== REQUIRED TASK ==
Give the number of lines in this listing that contain "into", with no other words.

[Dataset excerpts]
-------

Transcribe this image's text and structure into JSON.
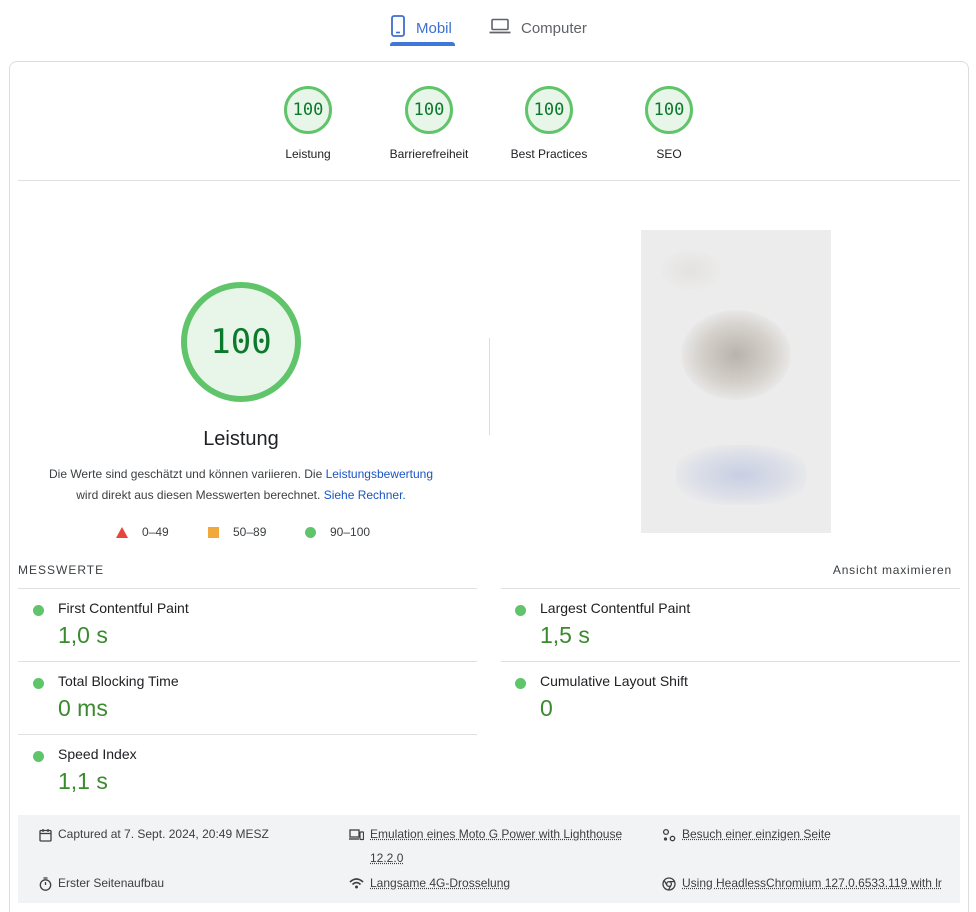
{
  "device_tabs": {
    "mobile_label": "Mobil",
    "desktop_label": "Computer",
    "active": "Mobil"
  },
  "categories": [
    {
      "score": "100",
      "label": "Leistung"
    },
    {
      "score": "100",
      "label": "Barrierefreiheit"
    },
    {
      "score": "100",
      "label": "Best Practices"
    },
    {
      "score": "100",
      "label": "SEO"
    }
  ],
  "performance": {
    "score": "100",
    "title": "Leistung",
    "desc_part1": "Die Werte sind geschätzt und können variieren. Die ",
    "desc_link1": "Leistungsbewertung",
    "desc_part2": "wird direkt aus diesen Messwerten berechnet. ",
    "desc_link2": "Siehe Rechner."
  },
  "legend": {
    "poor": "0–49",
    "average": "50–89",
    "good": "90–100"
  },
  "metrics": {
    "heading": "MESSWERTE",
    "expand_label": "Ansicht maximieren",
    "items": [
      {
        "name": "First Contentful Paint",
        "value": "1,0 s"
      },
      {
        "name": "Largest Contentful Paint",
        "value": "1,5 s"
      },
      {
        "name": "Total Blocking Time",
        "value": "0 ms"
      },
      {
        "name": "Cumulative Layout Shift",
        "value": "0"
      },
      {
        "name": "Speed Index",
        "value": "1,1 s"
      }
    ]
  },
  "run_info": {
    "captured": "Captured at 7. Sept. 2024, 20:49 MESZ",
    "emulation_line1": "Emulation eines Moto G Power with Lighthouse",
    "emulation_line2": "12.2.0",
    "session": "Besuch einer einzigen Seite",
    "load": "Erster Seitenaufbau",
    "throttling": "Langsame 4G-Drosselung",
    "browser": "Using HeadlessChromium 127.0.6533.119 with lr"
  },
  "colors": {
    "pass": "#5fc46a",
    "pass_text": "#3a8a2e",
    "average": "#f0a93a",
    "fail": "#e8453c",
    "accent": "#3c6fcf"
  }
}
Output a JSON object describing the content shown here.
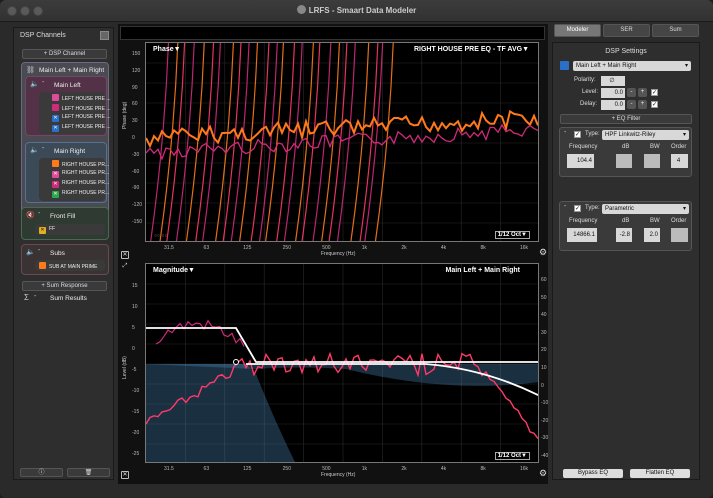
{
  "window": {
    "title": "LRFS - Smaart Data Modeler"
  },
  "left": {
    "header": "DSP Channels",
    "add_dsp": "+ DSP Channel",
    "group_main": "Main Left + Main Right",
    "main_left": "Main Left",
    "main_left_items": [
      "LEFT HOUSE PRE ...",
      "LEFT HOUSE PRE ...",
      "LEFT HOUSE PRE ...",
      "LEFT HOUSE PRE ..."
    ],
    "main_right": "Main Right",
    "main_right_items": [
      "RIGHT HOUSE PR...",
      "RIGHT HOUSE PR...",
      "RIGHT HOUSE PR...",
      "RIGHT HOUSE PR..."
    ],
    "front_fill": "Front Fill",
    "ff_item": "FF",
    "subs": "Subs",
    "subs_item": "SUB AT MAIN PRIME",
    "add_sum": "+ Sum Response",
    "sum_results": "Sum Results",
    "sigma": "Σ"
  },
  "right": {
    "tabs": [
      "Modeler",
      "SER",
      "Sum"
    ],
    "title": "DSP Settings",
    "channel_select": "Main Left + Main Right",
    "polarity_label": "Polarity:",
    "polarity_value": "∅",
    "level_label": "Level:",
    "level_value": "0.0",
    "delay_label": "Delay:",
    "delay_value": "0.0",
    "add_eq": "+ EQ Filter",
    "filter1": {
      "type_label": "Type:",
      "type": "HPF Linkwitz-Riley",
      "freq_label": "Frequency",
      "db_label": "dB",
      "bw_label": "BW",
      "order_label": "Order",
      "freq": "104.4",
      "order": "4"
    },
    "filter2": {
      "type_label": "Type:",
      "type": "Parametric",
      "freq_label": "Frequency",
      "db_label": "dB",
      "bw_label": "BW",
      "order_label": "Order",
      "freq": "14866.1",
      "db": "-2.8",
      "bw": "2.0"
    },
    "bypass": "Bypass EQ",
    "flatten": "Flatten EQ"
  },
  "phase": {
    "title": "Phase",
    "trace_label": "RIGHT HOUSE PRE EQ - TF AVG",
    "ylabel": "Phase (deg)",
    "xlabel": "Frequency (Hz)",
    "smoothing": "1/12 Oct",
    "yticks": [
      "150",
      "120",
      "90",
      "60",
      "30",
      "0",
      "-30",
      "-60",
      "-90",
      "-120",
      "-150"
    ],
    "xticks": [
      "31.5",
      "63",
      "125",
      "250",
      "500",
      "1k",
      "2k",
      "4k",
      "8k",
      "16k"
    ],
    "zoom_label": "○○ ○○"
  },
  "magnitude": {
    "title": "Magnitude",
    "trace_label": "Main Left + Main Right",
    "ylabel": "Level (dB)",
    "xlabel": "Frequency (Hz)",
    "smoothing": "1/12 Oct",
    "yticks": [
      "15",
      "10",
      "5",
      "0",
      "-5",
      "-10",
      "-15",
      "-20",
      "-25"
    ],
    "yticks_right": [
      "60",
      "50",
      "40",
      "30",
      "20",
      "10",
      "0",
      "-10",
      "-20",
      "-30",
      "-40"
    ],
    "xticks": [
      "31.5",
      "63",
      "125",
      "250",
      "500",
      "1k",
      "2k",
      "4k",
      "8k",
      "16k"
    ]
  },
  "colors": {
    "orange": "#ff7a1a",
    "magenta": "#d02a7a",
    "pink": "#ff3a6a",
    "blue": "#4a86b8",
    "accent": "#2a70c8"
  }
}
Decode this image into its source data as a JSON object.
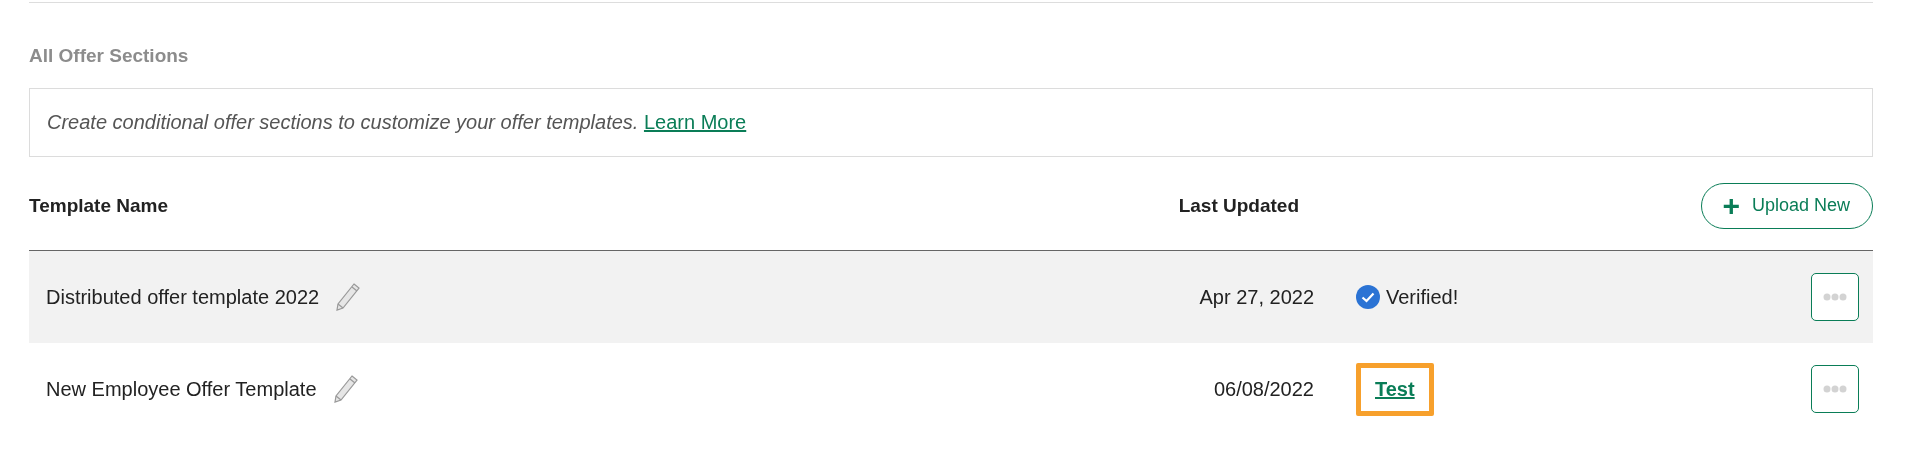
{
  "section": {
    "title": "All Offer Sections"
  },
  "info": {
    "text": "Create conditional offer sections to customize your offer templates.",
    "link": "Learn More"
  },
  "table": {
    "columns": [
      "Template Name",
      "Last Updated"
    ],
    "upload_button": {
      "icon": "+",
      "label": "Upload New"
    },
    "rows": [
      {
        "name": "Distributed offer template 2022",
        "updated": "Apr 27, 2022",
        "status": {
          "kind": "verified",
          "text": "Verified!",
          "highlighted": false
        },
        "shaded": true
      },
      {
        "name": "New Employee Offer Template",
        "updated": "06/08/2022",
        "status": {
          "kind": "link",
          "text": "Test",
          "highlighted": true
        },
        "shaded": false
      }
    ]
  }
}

-------

== RESULT BELOW ==
2